As stated above, the TU/e uses a system of binding study advice (BSA: bindend studieadvies) for students enrolled in a Bachelor’s program.

After the first semester of the propaedeutic year, the student will be issued with a provisional positive or negative study recommendation, known as a pre-recommendation. If a student receives a nedative provisional study recommendation, this gives him a reasonable amount of time in which to meet the BSA standard. Students who obtain fewer than 45 credits at the end of the first year are issued with a negative binding recommendation on the continuation of studies. Those who obtain 45 credits or more receive a positive binding recommendation. 

The Examination Committee sets an adapted BSA standard of 40 credits if a student has obtained 40 credits at the end of an academic year but has an insufficient for a study component for which there is not resit in the running academic year, while the final test was sufficient (6.0 or higher). Furthermore, the Examination Committee shall set a standard in the following instances:

  1. a student has been granted exemptions within the propaedeutical phase and he/she is starting the program on September 1, or
  2. a student who has or has not been granted exemptions within the propaedeutical phase and starts the program after September 1 but before February 1 (third quartile), or
  3. a student transfers to a different program after the first quartile but before the fourth quartile, or
  4. the student meets the requirements of a top-level athlete, as defined within the Financial Support Regulations 2017 of the TU/e.

Credits obtained through exemptions do not count towards the standard that must be met for the BSA.

The propaedeutic year has three statutory functions: orientation, selection and referral. The first year of study should therefore make it clear whether the student and the program suit each other and whether the student can be expected, under normal circumstances, to complete the program within a reasonable period of time.

The total study counseling system has an important role to play in respect of these functions. The advice given to students is provided in phases and with care. It employs categories that distinguish between students who, according to the standards for study progress set by the program, can be expected to complete the program with either no or almost no delay and those who cannot be expected to do so.

The BSA is compulsory for both the student and the university: it is compulsory for the student because he is obliged to make sufficient progress in the first year of the Bachelor’s program so there is a good chance of his completing the program within a reasonable time (under penalty of not being permitted to enroll for the same program a second time); and it is compulsory for the university, because it has a duty to provide the conditions under which students can make good study progress and optimal support so that students can fulfill the standards for study progress (under penalty of losing appeals and suffering damage to its reputation).

Further information on study advice

Legislation:    

  • Article 7.8b of the WHW

For more information:   

  • OER for the Bachelor’s program
  • departmental academic advisors
  • ESA, tel. +31 (0) 40 - 247 47 47 esa@tue.nl

4.8 The ‘harde knip’ or Bachelor-before-Master rule

Students must have obtained their Bachelor’s degree before starting a Master’s program (this is known in Dutch as the ‘harde knip’, or Bachelor-before-Master rule).

The ‘harde knip’ applies to all students, including those starting a corresponding Master’s program after completing their Bachelor’s program, and transfer students. The Bachelor-before-Master rule also applies to pre-Master’s students: they will have to complete their pre-Master’s program before they can enroll in a Master’s program. All students are affected by the new system, irrespective of how they are enrolled (full-time, part-time, main or secondary).

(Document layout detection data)
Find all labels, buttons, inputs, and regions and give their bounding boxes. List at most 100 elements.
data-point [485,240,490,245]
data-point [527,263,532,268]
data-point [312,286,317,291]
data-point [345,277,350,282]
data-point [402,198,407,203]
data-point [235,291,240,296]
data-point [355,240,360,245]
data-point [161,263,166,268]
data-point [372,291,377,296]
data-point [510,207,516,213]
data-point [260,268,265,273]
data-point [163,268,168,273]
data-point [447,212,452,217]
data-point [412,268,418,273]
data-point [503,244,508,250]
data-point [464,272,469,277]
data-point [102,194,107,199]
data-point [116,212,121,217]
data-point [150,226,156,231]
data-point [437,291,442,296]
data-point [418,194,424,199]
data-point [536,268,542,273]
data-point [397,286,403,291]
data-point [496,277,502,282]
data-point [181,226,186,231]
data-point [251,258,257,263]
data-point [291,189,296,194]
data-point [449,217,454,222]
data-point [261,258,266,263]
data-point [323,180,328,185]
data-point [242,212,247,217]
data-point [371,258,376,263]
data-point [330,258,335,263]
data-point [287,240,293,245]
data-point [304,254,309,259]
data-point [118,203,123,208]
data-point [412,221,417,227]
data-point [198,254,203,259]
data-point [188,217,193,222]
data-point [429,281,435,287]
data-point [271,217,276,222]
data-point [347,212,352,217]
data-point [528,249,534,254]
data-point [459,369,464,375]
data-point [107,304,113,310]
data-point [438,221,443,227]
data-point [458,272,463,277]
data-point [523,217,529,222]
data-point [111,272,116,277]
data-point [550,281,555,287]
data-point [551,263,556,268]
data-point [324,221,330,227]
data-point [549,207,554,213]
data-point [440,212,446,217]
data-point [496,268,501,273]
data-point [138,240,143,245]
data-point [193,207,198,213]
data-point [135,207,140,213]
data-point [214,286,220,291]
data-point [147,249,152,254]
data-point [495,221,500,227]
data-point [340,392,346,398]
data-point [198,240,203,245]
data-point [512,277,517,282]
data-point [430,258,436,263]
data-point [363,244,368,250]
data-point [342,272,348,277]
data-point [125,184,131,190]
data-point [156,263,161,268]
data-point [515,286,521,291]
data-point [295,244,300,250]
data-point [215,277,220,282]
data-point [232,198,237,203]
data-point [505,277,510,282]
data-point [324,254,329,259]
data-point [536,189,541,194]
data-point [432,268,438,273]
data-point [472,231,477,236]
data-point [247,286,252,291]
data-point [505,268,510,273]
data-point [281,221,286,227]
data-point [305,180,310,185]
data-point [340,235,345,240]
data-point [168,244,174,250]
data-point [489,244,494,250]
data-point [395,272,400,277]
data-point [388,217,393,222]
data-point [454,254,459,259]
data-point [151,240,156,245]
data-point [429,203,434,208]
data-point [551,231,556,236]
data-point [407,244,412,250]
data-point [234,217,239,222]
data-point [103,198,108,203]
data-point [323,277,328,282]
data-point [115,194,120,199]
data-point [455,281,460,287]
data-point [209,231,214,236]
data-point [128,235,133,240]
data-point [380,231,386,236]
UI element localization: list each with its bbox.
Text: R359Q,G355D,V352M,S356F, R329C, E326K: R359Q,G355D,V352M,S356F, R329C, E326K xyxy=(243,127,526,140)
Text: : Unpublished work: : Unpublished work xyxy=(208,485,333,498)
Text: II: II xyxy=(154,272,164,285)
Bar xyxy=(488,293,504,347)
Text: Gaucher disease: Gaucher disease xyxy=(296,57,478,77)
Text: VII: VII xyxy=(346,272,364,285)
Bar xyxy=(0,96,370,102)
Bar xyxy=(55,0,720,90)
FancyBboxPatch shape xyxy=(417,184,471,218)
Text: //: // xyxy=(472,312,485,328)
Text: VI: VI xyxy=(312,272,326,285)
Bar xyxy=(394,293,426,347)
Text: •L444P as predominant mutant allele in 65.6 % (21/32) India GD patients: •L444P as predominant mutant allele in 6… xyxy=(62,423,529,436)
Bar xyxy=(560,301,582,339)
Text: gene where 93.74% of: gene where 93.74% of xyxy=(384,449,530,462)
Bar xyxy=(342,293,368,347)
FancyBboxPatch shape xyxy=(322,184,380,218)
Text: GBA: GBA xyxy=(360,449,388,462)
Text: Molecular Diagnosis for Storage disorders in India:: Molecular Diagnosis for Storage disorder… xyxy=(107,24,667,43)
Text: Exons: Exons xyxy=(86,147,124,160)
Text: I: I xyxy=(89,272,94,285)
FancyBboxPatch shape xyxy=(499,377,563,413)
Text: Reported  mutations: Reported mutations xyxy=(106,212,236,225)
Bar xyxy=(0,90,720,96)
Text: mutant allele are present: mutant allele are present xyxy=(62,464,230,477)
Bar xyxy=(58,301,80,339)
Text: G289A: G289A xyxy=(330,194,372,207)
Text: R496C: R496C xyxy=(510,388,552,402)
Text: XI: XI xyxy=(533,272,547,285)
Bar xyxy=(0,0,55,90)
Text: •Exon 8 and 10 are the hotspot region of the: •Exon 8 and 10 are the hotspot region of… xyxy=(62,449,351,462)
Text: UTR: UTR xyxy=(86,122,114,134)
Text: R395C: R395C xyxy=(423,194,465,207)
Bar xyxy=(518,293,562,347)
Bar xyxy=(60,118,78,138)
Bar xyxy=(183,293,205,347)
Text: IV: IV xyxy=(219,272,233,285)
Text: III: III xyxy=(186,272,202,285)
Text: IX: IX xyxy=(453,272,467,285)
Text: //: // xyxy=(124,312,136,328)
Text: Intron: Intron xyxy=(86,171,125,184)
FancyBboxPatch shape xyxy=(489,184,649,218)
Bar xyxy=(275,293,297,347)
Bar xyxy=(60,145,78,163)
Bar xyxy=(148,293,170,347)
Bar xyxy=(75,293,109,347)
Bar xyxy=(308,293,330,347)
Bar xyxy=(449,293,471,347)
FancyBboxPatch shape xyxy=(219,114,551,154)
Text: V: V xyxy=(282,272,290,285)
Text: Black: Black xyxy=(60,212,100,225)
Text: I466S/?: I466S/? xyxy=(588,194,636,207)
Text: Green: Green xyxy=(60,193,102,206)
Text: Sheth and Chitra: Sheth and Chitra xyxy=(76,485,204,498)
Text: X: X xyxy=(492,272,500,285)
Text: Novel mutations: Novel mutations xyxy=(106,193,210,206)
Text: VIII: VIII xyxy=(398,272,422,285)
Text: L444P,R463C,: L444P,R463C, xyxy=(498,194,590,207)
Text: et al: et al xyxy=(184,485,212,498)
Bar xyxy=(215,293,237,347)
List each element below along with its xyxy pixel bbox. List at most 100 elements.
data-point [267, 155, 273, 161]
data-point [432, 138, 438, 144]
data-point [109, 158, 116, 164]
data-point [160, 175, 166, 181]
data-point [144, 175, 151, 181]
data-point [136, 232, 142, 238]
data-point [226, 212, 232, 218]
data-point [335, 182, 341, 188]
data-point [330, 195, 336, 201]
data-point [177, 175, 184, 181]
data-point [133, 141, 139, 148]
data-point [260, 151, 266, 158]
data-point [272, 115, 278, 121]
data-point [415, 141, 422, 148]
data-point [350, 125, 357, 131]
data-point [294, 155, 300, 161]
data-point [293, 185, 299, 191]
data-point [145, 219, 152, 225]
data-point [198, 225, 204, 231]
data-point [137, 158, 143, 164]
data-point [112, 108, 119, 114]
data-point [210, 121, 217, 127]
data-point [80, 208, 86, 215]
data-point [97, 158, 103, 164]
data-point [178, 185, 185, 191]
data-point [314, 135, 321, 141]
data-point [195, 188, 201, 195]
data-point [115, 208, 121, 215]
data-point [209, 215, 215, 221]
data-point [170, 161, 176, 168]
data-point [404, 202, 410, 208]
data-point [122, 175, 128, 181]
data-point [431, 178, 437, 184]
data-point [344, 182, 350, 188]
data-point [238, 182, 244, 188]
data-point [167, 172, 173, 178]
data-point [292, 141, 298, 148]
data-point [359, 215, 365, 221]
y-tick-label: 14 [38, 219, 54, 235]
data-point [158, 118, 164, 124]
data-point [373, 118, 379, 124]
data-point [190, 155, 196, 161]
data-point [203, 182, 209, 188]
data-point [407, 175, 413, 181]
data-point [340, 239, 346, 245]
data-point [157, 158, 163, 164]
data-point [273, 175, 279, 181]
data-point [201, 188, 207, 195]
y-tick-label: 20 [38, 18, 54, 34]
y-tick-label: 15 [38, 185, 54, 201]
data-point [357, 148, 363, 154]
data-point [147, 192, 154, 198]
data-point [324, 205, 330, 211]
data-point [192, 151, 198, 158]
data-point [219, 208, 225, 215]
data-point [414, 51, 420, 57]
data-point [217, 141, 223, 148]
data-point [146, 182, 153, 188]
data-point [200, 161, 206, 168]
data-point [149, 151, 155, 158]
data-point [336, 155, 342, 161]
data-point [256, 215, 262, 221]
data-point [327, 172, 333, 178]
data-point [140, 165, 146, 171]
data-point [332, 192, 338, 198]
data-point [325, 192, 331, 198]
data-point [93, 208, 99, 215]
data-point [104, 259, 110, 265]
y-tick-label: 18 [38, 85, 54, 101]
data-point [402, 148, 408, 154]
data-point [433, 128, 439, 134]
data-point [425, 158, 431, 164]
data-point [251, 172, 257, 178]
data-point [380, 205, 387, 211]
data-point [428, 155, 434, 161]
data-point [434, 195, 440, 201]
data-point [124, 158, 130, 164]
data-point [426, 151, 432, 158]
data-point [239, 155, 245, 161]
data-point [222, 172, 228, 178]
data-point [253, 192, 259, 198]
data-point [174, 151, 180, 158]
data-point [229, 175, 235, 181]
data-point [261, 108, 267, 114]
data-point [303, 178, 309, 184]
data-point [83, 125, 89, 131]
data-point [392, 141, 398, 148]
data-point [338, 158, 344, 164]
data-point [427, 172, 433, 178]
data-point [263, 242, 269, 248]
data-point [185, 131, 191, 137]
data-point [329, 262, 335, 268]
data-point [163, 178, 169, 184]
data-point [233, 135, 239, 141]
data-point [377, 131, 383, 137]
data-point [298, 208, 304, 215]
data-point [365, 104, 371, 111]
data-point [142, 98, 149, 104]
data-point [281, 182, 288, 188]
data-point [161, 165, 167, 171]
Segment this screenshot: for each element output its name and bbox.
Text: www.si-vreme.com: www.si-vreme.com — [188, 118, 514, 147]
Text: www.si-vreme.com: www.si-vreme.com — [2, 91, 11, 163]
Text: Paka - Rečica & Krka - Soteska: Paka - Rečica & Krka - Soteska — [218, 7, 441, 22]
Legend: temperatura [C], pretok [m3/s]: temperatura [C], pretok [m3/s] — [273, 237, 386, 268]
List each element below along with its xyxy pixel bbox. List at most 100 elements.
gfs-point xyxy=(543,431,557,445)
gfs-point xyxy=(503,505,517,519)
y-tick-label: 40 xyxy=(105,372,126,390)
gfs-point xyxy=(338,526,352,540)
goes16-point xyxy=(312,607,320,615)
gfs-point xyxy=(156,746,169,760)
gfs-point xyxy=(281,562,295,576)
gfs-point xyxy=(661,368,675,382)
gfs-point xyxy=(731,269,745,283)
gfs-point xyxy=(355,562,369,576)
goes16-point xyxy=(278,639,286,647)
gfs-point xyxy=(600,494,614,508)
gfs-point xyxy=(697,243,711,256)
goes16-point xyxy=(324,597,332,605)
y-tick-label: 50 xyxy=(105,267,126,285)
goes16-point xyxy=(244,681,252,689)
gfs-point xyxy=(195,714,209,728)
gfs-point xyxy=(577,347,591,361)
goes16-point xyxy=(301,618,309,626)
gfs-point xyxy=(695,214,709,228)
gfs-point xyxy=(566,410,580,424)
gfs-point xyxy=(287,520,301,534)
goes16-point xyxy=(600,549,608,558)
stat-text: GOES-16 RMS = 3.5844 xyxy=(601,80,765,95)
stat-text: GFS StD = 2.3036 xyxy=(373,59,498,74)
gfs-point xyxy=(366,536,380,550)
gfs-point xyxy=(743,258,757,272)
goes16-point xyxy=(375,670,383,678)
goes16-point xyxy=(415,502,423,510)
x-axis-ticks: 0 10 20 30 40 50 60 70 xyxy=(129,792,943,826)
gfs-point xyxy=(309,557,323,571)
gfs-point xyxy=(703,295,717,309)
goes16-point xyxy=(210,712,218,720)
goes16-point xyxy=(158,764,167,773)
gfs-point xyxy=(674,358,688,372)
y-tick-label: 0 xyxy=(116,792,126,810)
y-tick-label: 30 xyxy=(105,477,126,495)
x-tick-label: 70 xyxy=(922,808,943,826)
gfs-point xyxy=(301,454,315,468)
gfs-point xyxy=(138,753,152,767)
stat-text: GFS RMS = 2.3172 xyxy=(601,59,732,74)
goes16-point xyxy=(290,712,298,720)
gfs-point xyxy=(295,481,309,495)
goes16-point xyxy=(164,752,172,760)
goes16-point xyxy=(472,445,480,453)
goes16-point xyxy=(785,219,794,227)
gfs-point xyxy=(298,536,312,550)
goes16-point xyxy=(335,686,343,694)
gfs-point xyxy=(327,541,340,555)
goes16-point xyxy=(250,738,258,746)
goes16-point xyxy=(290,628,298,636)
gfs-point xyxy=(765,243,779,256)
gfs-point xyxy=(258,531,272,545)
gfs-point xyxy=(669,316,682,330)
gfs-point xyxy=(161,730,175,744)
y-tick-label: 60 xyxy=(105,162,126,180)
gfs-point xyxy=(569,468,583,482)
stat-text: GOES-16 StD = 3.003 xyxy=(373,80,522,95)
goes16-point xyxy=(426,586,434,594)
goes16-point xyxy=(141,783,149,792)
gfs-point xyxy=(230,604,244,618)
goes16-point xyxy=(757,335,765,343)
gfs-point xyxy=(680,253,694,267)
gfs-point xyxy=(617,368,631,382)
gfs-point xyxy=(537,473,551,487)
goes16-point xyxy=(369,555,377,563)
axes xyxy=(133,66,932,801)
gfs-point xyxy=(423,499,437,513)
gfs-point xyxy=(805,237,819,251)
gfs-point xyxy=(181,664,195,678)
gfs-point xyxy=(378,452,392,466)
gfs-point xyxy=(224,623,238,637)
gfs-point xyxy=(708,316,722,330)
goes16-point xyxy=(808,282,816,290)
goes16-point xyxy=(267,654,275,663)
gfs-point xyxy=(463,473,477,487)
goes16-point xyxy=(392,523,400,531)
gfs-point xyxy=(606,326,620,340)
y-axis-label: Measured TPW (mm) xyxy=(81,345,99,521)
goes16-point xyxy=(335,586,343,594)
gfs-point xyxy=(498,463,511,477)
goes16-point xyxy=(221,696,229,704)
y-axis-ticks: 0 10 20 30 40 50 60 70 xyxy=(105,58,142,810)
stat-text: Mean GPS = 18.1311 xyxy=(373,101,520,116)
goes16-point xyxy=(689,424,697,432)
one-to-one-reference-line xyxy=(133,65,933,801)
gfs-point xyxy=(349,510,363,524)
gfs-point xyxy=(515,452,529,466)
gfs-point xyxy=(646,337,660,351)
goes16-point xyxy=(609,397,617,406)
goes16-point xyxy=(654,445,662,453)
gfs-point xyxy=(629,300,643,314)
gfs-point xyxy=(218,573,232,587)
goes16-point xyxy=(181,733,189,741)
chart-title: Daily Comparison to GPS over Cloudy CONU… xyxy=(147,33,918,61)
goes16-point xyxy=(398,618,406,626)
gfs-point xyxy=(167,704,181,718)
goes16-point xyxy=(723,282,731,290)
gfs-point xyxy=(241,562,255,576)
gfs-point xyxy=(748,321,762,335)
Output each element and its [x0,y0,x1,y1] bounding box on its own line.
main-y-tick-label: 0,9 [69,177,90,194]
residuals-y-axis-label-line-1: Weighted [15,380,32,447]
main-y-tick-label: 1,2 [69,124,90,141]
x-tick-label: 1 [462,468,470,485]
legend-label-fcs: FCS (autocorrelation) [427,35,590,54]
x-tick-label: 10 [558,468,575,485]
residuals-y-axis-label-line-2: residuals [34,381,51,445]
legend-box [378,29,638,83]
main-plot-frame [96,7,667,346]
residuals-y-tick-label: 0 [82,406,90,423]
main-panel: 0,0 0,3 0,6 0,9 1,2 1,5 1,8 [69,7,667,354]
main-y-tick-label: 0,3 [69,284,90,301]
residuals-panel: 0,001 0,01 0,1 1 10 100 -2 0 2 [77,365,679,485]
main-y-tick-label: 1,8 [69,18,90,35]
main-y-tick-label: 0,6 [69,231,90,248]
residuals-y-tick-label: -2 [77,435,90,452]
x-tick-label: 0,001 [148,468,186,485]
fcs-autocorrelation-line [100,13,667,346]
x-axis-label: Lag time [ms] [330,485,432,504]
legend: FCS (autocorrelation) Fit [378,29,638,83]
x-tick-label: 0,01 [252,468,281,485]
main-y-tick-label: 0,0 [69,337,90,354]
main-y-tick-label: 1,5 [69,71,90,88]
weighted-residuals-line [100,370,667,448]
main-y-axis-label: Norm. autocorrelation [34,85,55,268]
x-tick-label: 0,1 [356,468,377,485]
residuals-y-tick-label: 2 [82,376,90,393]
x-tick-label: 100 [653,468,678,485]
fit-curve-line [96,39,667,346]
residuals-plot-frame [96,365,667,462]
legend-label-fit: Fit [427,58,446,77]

> **Work to be completed**: Can you reproduce the text on binding study advice word for word, starting at "As stated above, the" and ending at "positive binding recommendation."?

> **Answer for this exercise**:
As stated above, the TU/e uses a system of binding study advice (BSA: bindend studieadvies) for students enrolled in a Bachelor’s program.

After the first semester of the propaedeutic year, the student will be issued with a provisional positive or negative study recommendation, known as a pre-recommendation. If a student receives a nedative provisional study recommendation, this gives him a reasonable amount of time in which to meet the BSA standard. Students who obtain fewer than 45 credits at the end of the first year are issued with a negative binding recommendation on the continuation of studies. Those who obtain 45 credits or more receive a positive binding recommendation.